▸ WRITTEN EXERCISE:
Omit every picture and write out the rest of the records exactly.

Saved data entries:
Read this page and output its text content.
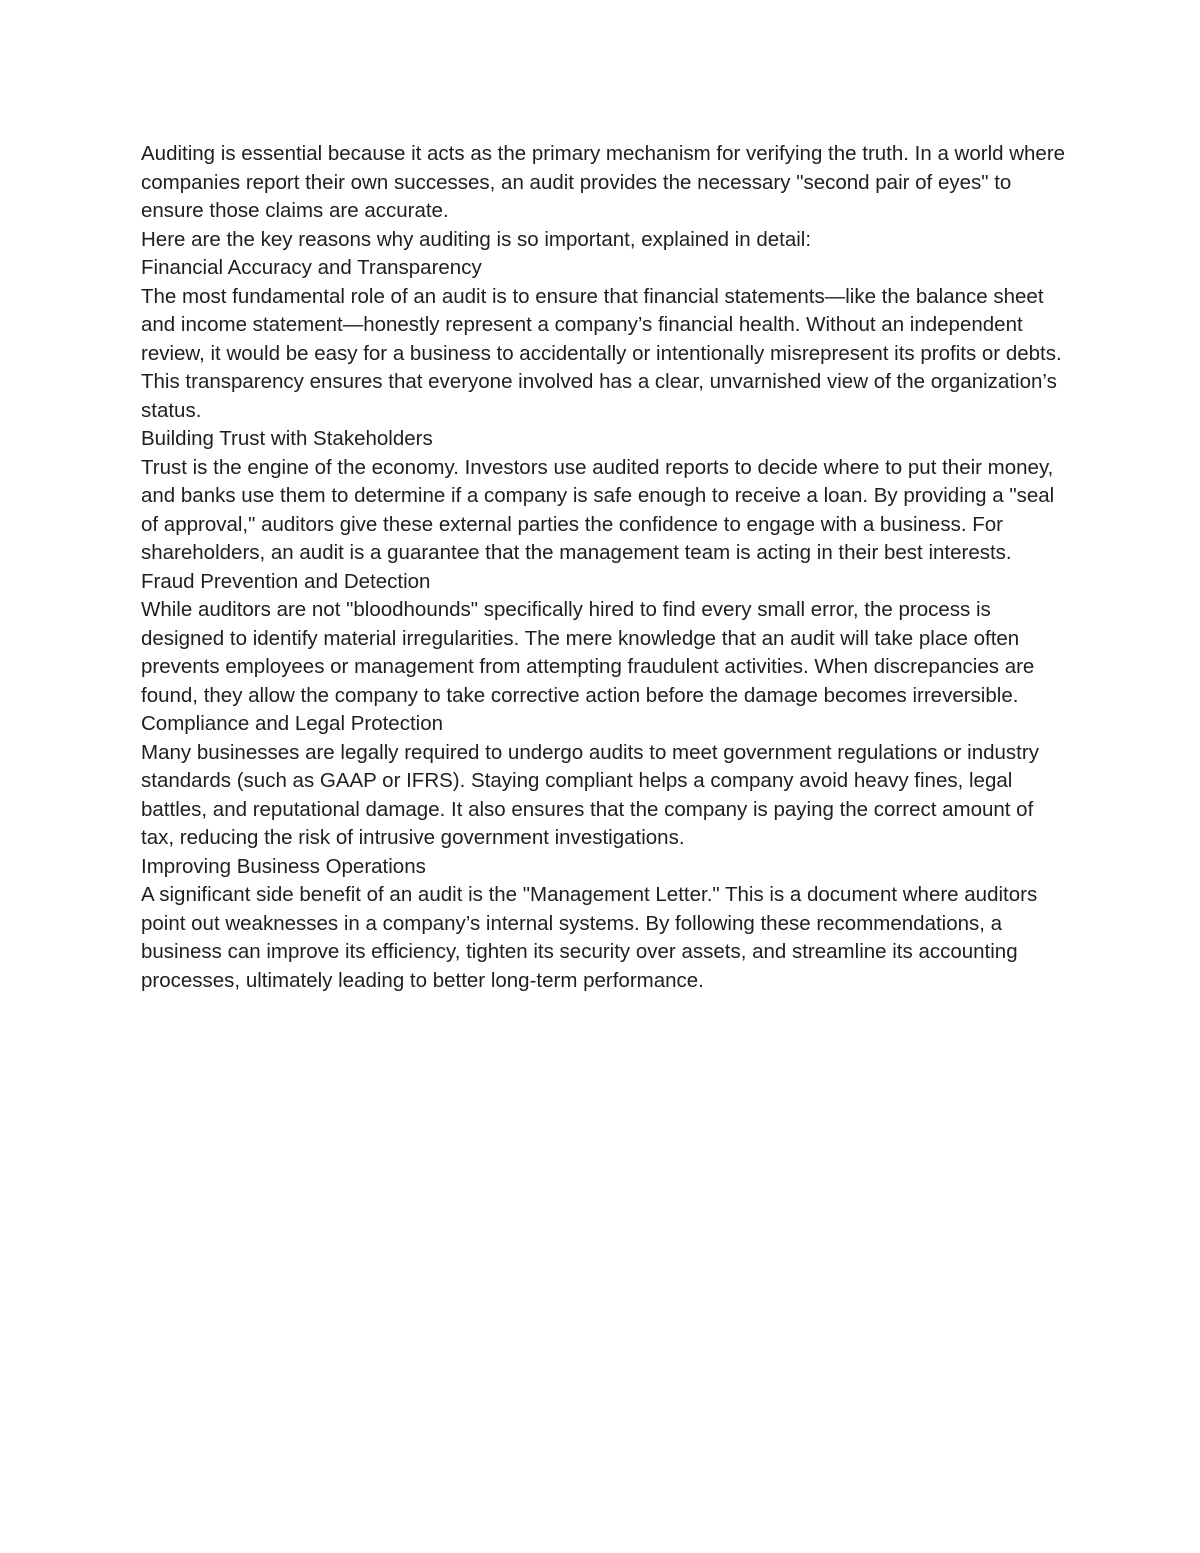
Auditing is essential because it acts as the primary mechanism for verifying the truth. In a world where companies report their own successes, an audit provides the necessary "second pair of eyes" to ensure those claims are accurate.

Here are the key reasons why auditing is so important, explained in detail:

Financial Accuracy and Transparency

The most fundamental role of an audit is to ensure that financial statements—like the balance sheet and income statement—honestly represent a company’s financial health. Without an independent review, it would be easy for a business to accidentally or intentionally misrepresent its profits or debts. This transparency ensures that everyone involved has a clear, unvarnished view of the organization’s status.

Building Trust with Stakeholders

Trust is the engine of the economy. Investors use audited reports to decide where to put their money, and banks use them to determine if a company is safe enough to receive a loan. By providing a "seal of approval," auditors give these external parties the confidence to engage with a business. For shareholders, an audit is a guarantee that the management team is acting in their best interests.

Fraud Prevention and Detection

While auditors are not "bloodhounds" specifically hired to find every small error, the process is designed to identify material irregularities. The mere knowledge that an audit will take place often prevents employees or management from attempting fraudulent activities. When discrepancies are found, they allow the company to take corrective action before the damage becomes irreversible.

Compliance and Legal Protection

Many businesses are legally required to undergo audits to meet government regulations or industry standards (such as GAAP or IFRS). Staying compliant helps a company avoid heavy fines, legal battles, and reputational damage. It also ensures that the company is paying the correct amount of tax, reducing the risk of intrusive government investigations.

Improving Business Operations

A significant side benefit of an audit is the "Management Letter." This is a document where auditors point out weaknesses in a company’s internal systems. By following these recommendations, a business can improve its efficiency, tighten its security over assets, and streamline its accounting processes, ultimately leading to better long-term performance.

▸ OUTPUT FOR THIS TASK:
Read this page and output its text content.
Auditing is essential because it acts as the primary mechanism for verifying the truth. In a world where companies report their own successes, an audit provides the necessary "second pair of eyes" to ensure those claims are accurate.

Here are the key reasons why auditing is so important, explained in detail:

Financial Accuracy and Transparency

The most fundamental role of an audit is to ensure that financial statements—like the balance sheet and income statement—honestly represent a company’s financial health. Without an independent review, it would be easy for a business to accidentally or intentionally misrepresent its profits or debts. This transparency ensures that everyone involved has a clear, unvarnished view of the organization’s status.

Building Trust with Stakeholders

Trust is the engine of the economy. Investors use audited reports to decide where to put their money, and banks use them to determine if a company is safe enough to receive a loan. By providing a "seal of approval," auditors give these external parties the confidence to engage with a business. For shareholders, an audit is a guarantee that the management team is acting in their best interests.

Fraud Prevention and Detection

While auditors are not "bloodhounds" specifically hired to find every small error, the process is designed to identify material irregularities. The mere knowledge that an audit will take place often prevents employees or management from attempting fraudulent activities. When discrepancies are found, they allow the company to take corrective action before the damage becomes irreversible.

Compliance and Legal Protection

Many businesses are legally required to undergo audits to meet government regulations or industry standards (such as GAAP or IFRS). Staying compliant helps a company avoid heavy fines, legal battles, and reputational damage. It also ensures that the company is paying the correct amount of tax, reducing the risk of intrusive government investigations.

Improving Business Operations

A significant side benefit of an audit is the "Management Letter." This is a document where auditors point out weaknesses in a company’s internal systems. By following these recommendations, a business can improve its efficiency, tighten its security over assets, and streamline its accounting processes, ultimately leading to better long-term performance.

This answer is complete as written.